Excerpted text:
BME Elméleti Fizika Szeminárium,

jan. 17. péntek 10h15,
1111 Bp., Budafoki út 8., BME FIII. magasföldszint 1, szemináriumi szoba

Horacio Pastawski (Universidad Nacional de Córdoba, Argentina, Varga Imre
vendége):
Decoherence and emergent phenomena in quantum dynamical transport

The basic concepts of quantum dynamical transport of carriers rely on the
pioneering work of P. W. Anderson, R. Landauer, and M. Büttiker. Starting
from the renormalization procedures of the quantum field density Green’s
functions in the formalism of Keldysh and Kadanoff-Baym, it is easy to
describe open systems in the thermodynamic limit [1,2]. The requirement of
the conservation laws in the linear regime yields the Generalized
Landauer-Büttiker Equations (GLBE), equivalent to the Kirchhoff law for a
quantum circuit [3]. The GLBE accounts for quantum dynamics and decoherence
processes using a non-Hermitian Hamiltonian concatenated with a
self-consistent evolution of a generalized density. This enables to
describe emergent phenomena, of which the Quantum Dynamical Phase
Transition (QDPT) becomes a paradigmatic example [4]. However, the
numerical solution of the dynamics only becomes practical within the
“quantum-drift model” (DQM), which represents the “collapse” imposed by the
environmental interactions as a stochastic noise imposed upon Schrödinger
dynamics [5]. This procedure recovers all known results from other
approaches such as the Carmichael and Dalibard-Casting “quantum jumps”
model and the Haken-Strobl model. Moreover, the QDM has a fundamental
connection with the Ghirardi-Rimini- Weber stochastic the Schrödinger
equation. As a key practical aspect, only a single wave function (either
single particle or many-body) is stored, allowing the evaluation of
observables and their fluctuations. This has a very low computational cost
as compared with the GLBE or the Lindblad equation. We will mention the
main achievement in describing Giant Magnetoresistance (GMR), Sound
Amplification (SASER) [5], H2 dissociation in the Heyrovsky heterogeneous
catalysis [6] and even the “poised-realm” regime of biological
electron-transfer in proteins and DNA [7]. This tool could describe the
dynamics of electronic excitation induced in attosecond laser spectroscopy
and the puzzling observation of intrinsic irreversibility [8] in chaotic
many-body dynamics in Loschmidt echo/OTOC experiments in NMR.

What to do:
In the seminar announcement on quantum dynamical transport:
(a) Which university is the speaker from?
(b) To what law are the Generalized Landauer-Büttiker Equations equivalent?
(c) What is named as a paradigmatic example of emergent phenomena?
The material is unrelated to the seminar announcement.

Extracted information:
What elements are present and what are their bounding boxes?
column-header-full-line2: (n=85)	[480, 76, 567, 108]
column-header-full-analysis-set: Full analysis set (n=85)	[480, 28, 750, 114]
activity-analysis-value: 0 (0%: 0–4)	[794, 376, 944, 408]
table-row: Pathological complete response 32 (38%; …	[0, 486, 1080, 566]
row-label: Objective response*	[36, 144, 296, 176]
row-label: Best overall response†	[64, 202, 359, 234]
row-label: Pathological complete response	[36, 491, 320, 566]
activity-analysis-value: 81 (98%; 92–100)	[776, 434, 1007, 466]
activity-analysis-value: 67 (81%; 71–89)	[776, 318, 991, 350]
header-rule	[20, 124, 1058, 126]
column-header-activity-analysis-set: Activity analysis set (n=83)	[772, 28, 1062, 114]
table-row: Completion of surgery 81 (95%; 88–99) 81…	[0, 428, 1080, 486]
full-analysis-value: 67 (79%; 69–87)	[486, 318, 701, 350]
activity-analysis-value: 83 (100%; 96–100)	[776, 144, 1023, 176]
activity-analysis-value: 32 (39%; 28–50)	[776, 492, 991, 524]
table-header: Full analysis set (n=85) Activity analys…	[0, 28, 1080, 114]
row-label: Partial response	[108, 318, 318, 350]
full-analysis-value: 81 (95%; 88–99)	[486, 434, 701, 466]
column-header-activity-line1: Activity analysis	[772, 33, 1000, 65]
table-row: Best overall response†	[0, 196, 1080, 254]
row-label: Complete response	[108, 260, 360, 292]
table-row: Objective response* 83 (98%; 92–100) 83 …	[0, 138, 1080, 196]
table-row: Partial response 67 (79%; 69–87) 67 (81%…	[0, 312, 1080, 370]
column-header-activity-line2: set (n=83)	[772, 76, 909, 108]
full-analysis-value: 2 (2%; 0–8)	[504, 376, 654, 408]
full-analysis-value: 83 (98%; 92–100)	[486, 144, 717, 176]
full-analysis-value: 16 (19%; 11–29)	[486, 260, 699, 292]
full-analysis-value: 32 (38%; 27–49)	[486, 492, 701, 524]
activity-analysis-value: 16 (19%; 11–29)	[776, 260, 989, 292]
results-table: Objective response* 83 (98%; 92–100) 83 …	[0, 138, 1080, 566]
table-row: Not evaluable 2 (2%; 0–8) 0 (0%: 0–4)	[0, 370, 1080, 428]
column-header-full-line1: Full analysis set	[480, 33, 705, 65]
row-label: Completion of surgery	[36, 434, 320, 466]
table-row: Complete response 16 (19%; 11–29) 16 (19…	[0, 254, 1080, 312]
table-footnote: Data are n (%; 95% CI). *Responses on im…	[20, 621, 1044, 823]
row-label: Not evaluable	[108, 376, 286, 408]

Expected answer:
(a) Universidad Nacional de Córdoba, Argentina
(b) The Kirchhoff law for a quantum circuit
(c) The Quantum Dynamical Phase Transition (QDPT)